• ASSIGNED TASK
Pick out all lines with the word "name" from the records that follow.

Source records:
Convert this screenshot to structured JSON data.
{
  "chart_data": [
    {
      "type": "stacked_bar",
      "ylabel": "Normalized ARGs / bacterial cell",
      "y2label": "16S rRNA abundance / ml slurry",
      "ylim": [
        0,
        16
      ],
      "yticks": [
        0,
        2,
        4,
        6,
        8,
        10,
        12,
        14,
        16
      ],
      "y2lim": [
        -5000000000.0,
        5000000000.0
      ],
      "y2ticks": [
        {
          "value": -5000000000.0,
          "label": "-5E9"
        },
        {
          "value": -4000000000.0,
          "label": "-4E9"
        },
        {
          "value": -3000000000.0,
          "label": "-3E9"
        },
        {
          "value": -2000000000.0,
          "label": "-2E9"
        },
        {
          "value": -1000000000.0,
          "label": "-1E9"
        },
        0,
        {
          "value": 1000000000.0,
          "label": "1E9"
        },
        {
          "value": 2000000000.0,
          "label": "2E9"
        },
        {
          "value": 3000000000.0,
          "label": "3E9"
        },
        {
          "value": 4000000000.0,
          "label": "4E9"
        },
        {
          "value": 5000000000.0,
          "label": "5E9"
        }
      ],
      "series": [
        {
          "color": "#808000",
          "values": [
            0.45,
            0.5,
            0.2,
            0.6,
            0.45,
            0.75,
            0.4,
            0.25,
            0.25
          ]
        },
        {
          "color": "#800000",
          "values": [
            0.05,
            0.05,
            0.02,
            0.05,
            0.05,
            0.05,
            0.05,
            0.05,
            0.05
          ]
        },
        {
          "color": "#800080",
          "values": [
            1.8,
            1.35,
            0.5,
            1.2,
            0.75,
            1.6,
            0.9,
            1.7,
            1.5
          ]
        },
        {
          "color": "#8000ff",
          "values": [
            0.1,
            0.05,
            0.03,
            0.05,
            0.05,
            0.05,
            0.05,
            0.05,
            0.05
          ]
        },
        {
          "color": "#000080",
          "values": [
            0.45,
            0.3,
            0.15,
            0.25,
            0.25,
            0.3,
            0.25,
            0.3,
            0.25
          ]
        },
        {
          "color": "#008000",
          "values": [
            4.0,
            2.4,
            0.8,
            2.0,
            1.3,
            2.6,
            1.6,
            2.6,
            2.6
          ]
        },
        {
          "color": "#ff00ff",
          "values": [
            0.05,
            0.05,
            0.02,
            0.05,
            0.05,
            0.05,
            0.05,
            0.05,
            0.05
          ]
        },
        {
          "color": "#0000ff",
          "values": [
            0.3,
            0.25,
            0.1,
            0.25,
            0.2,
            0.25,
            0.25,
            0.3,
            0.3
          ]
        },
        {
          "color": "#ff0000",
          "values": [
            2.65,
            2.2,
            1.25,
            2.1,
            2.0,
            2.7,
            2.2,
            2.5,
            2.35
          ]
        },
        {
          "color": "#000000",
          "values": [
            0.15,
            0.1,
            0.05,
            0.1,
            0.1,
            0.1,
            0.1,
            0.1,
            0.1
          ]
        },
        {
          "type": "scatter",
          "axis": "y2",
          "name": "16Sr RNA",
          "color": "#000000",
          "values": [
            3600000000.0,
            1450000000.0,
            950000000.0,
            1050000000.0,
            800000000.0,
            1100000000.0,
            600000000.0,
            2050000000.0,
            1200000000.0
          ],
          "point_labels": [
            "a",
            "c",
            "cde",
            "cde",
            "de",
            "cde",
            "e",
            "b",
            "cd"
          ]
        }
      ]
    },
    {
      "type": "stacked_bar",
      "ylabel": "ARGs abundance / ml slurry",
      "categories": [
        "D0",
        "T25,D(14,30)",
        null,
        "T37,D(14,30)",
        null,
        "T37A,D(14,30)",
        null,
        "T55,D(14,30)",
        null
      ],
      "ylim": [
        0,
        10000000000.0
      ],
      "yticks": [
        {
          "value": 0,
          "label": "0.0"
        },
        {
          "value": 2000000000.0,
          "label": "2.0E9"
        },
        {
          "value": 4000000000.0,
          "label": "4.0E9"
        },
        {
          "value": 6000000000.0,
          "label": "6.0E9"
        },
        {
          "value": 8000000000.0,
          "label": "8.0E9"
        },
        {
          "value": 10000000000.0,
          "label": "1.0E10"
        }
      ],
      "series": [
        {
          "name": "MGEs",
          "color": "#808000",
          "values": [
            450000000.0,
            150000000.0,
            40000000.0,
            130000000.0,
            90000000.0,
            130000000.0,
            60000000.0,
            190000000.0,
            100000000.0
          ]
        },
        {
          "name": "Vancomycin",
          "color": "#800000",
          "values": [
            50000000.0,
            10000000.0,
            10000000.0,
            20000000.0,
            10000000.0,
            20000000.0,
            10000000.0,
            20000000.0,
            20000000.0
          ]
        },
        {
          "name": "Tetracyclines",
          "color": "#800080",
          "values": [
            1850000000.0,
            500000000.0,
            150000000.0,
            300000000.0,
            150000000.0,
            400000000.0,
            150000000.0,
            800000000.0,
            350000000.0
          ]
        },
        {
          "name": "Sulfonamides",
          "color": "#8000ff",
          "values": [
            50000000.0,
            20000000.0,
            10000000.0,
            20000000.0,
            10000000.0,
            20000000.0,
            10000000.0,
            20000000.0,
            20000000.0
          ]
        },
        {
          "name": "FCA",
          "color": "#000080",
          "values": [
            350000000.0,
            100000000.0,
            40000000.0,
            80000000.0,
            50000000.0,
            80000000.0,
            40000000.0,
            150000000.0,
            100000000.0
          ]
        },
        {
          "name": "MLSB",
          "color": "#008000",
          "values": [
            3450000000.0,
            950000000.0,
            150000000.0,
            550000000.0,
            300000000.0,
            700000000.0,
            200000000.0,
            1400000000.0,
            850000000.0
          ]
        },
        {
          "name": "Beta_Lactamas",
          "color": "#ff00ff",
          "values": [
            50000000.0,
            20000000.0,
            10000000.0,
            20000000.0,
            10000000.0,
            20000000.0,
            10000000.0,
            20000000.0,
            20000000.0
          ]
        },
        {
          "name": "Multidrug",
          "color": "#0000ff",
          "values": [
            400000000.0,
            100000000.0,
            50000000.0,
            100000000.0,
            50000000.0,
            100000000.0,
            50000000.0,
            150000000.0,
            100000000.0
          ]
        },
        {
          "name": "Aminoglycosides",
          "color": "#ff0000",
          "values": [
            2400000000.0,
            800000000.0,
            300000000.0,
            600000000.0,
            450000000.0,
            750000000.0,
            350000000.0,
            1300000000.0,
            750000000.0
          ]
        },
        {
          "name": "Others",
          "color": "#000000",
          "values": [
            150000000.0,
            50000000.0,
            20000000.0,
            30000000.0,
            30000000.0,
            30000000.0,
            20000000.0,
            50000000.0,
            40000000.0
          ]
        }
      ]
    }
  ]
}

• ANSWER SPACE
          "name": "16Sr RNA",
          "name": "MGEs",
          "name": "Vancomycin",
          "name": "Tetracyclines",
          "name": "Sulfonamides",
          "name": "FCA",
          "name": "MLSB",
          "name": "Beta_Lactamas",
          "name": "Multidrug",
          "name": "Aminoglycosides",
          "name": "Others",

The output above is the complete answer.